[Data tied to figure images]
<<<<

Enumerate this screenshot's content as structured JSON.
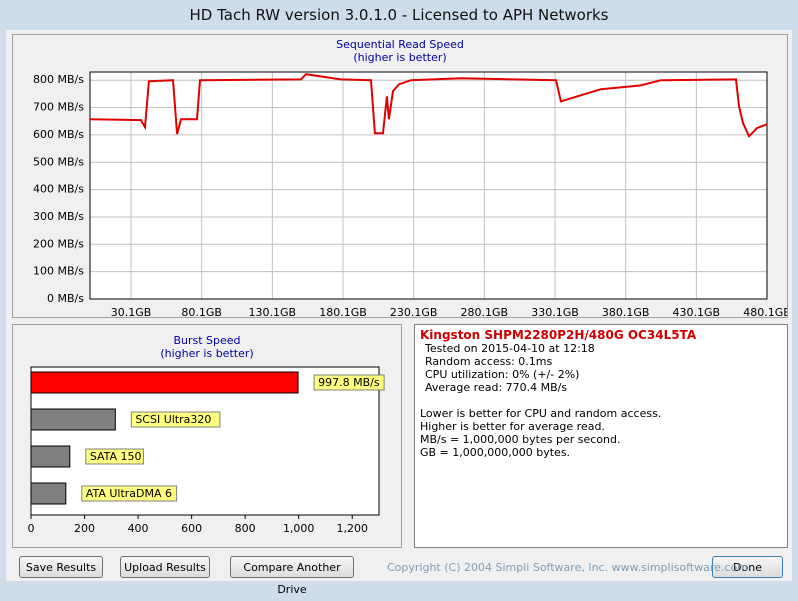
{
  "window_title": "HD Tach RW version 3.0.1.0 - Licensed to APH Networks",
  "read_chart": {
    "type": "line",
    "title": "Sequential Read Speed",
    "subtitle": "(higher is better)",
    "color": "#e00000",
    "x": [
      1.1,
      37.2,
      40.0,
      42.8,
      59.8,
      62.7,
      65.5,
      76.8,
      78.9,
      150.4,
      153.9,
      178.7,
      199.9,
      202.7,
      208.4,
      211.2,
      212.6,
      215.5,
      219.7,
      228.2,
      263.6,
      330.8,
      334.3,
      362.6,
      390.9,
      405.1,
      458.2,
      460.3,
      463.1,
      467.4,
      473.0,
      480.1
    ],
    "values": [
      657,
      654,
      628,
      796,
      800,
      603,
      657,
      657,
      800,
      803,
      822,
      803,
      800,
      606,
      606,
      741,
      657,
      760,
      785,
      800,
      807,
      800,
      723,
      767,
      781,
      800,
      803,
      705,
      643,
      595,
      625,
      639
    ],
    "xlim": [
      1.1,
      480.1
    ],
    "xticks": [
      {
        "value": 30.1,
        "label": "30.1GB"
      },
      {
        "value": 80.1,
        "label": "80.1GB"
      },
      {
        "value": 130.1,
        "label": "130.1GB"
      },
      {
        "value": 180.1,
        "label": "180.1GB"
      },
      {
        "value": 230.1,
        "label": "230.1GB"
      },
      {
        "value": 280.1,
        "label": "280.1GB"
      },
      {
        "value": 330.1,
        "label": "330.1GB"
      },
      {
        "value": 380.1,
        "label": "380.1GB"
      },
      {
        "value": 430.1,
        "label": "430.1GB"
      },
      {
        "value": 480.1,
        "label": "480.1GB"
      }
    ],
    "ylim": [
      0,
      830
    ],
    "yticks": [
      {
        "value": 0,
        "label": "0 MB/s"
      },
      {
        "value": 100,
        "label": "100 MB/s"
      },
      {
        "value": 200,
        "label": "200 MB/s"
      },
      {
        "value": 300,
        "label": "300 MB/s"
      },
      {
        "value": 400,
        "label": "400 MB/s"
      },
      {
        "value": 500,
        "label": "500 MB/s"
      },
      {
        "value": 600,
        "label": "600 MB/s"
      },
      {
        "value": 700,
        "label": "700 MB/s"
      },
      {
        "value": 800,
        "label": "800 MB/s"
      }
    ],
    "grid": true
  },
  "burst_chart": {
    "type": "hbar",
    "title": "Burst Speed",
    "subtitle": "(higher is better)",
    "categories": [
      "997.8 MB/s",
      "SCSI Ultra320",
      "SATA 150",
      "ATA UltraDMA 6"
    ],
    "values": [
      997.8,
      315,
      145,
      130
    ],
    "colors": [
      "#ff0000",
      "#808080",
      "#808080",
      "#808080"
    ],
    "xlim": [
      0,
      1300
    ],
    "xticks": [
      0,
      200,
      400,
      600,
      800,
      {
        "value": 1000,
        "label": "1,000"
      },
      {
        "value": 1200,
        "label": "1,200"
      }
    ]
  },
  "info": {
    "drive": "Kingston SHPM2280P2H/480G OC34L5TA",
    "lines": [
      "Tested on 2015-04-10 at 12:18",
      "Random access: 0.1ms",
      "CPU utilization: 0% (+/- 2%)",
      "Average read: 770.4 MB/s"
    ],
    "notes": [
      "Lower is better for CPU and random access.",
      "Higher is better for average read.",
      "MB/s = 1,000,000 bytes per second.",
      "GB = 1,000,000,000 bytes."
    ]
  },
  "buttons": [
    "Save Results",
    "Upload Results",
    "Compare Another Drive",
    "Done"
  ],
  "copyright": "Copyright (C) 2004 Simpli Software, Inc. www.simplisoftware.com"
}
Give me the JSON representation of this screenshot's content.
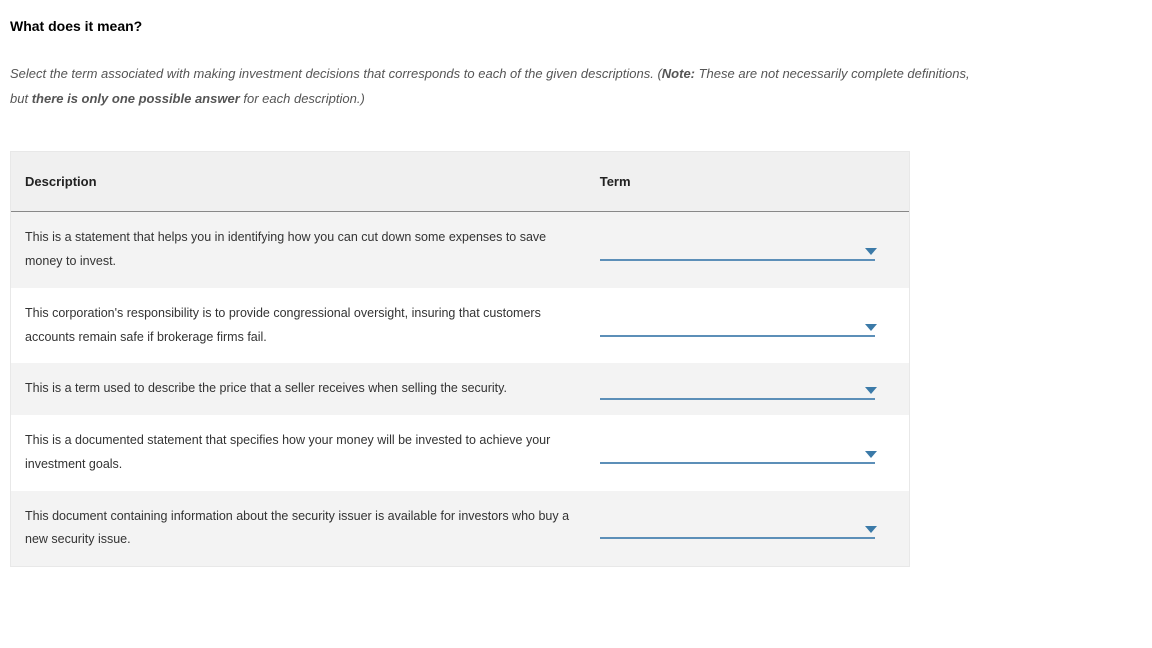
{
  "heading": "What does it mean?",
  "instructions": {
    "pre": "Select the term associated with making investment decisions that corresponds to each of the given descriptions. (",
    "note_label": "Note:",
    "mid": " These are not necessarily complete definitions, but ",
    "bold": "there is only one possible answer",
    "post": " for each description.)"
  },
  "table": {
    "headers": {
      "description": "Description",
      "term": "Term"
    },
    "rows": [
      {
        "desc": "This is a statement that helps you in identifying how you can cut down some expenses to save money to invest."
      },
      {
        "desc": "This corporation's responsibility is to provide congressional oversight, insuring that customers accounts remain safe if brokerage firms fail."
      },
      {
        "desc": "This is a term used to describe the price that a seller receives when selling the security."
      },
      {
        "desc": "This is a documented statement that specifies how your money will be invested to achieve your investment goals."
      },
      {
        "desc": "This document containing information about the security issuer is available for investors who buy a new security issue."
      }
    ]
  }
}
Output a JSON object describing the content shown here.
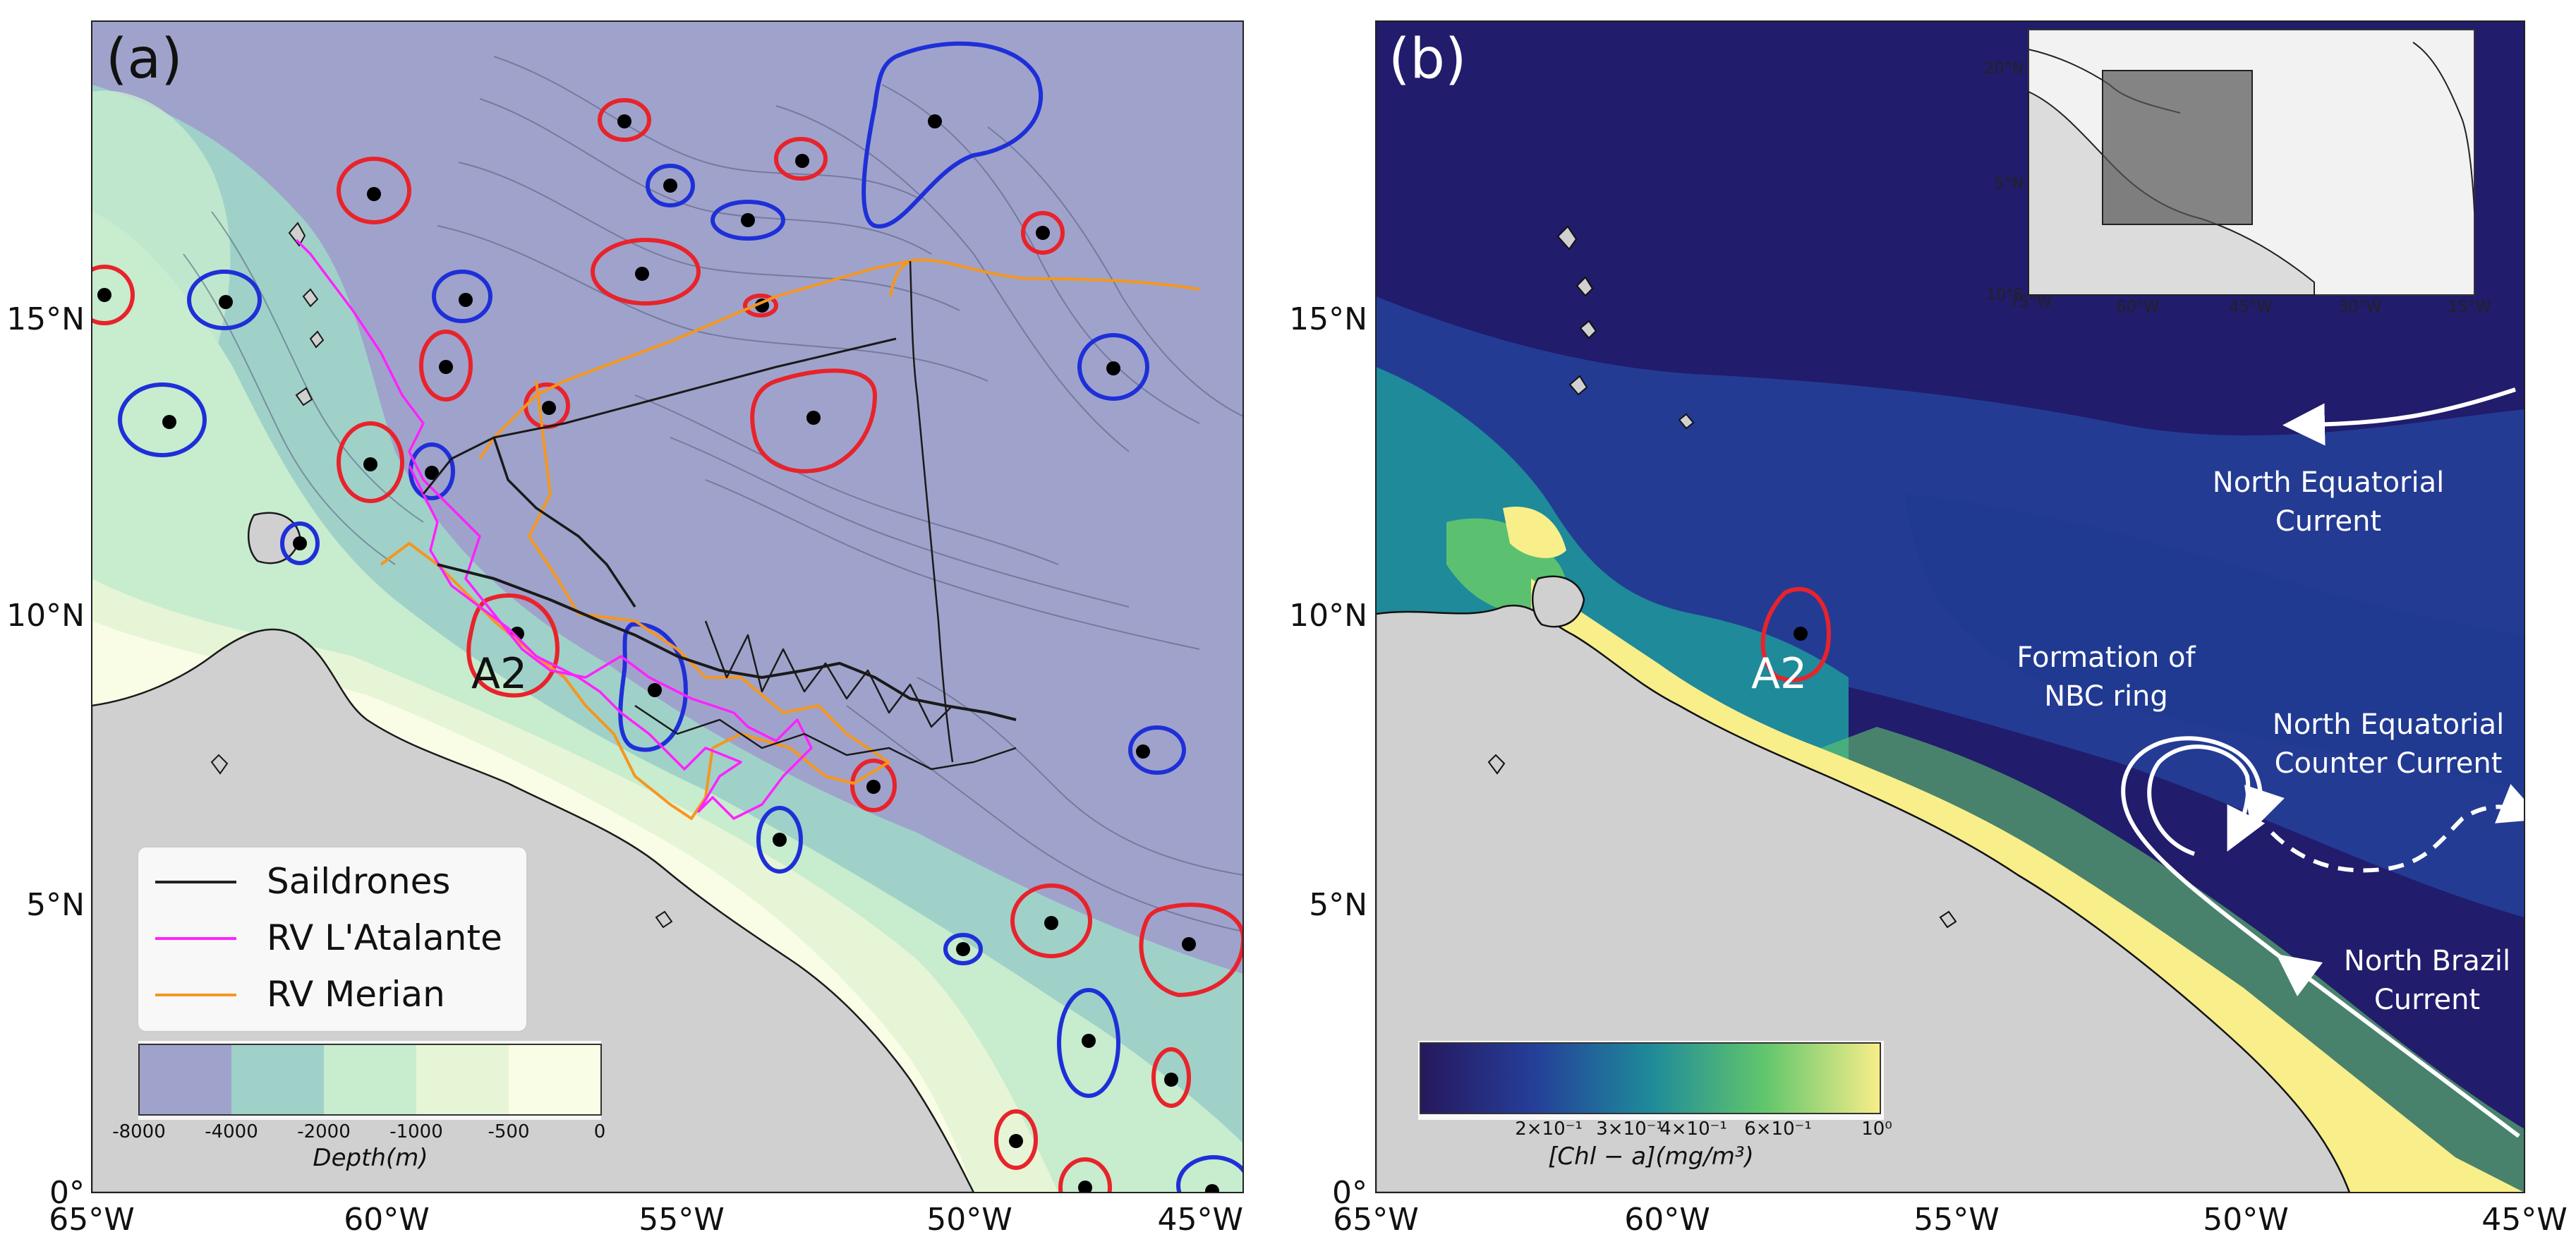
{
  "panel_a": {
    "label": "(a)",
    "x_ticks": [
      "65°W",
      "60°W",
      "55°W",
      "50°W",
      "45°W"
    ],
    "y_ticks": [
      "0°",
      "5°N",
      "10°N",
      "15°N"
    ],
    "legend": {
      "items": [
        {
          "label": "Saildrones",
          "color": "#222222"
        },
        {
          "label": "RV L'Atalante",
          "color": "#ff22ff"
        },
        {
          "label": "RV Merian",
          "color": "#f5961e"
        }
      ]
    },
    "colorbar": {
      "ticks": [
        "-8000",
        "-4000",
        "-2000",
        "-1000",
        "-500",
        "0"
      ],
      "label": "Depth(m)",
      "colors": [
        "#9fa3cb",
        "#9fd1c9",
        "#c7ecce",
        "#e6f5d6",
        "#fafde6"
      ]
    },
    "eddy_label": "A2",
    "ring_colors": {
      "anticyclonic": "#e8232b",
      "cyclonic": "#1f2fd8"
    }
  },
  "panel_b": {
    "label": "(b)",
    "x_ticks": [
      "65°W",
      "60°W",
      "55°W",
      "50°W",
      "45°W"
    ],
    "y_ticks": [
      "0°",
      "5°N",
      "10°N",
      "15°N"
    ],
    "colorbar": {
      "ticks": [
        "2×10⁻¹",
        "3×10⁻¹",
        "4×10⁻¹",
        "6×10⁻¹",
        "10⁰"
      ],
      "label": "[Chl − a](mg/m³)"
    },
    "eddy_label": "A2",
    "annotations": {
      "nec_1": "North Equatorial",
      "nec_2": "Current",
      "ring_1": "Formation of",
      "ring_2": "NBC ring",
      "necc_1": "North Equatorial",
      "necc_2": "Counter Current",
      "nbc_1": "North Brazil",
      "nbc_2": "Current"
    },
    "inset": {
      "x_ticks": [
        "75°W",
        "60°W",
        "45°W",
        "30°W",
        "15°W"
      ],
      "y_ticks": [
        "20°N",
        "5°N",
        "10°S"
      ]
    }
  }
}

>>>>

## PROBLEM
In the records above, locate every line with the string "statement" and copy it.

## THE ANSWER
        "desc": "This is a statement that helps you in identifying how you can cut down some expenses to save money to invest."
        "desc": "This is a documented statement that specifies how your money will be invested to achieve your investment goals."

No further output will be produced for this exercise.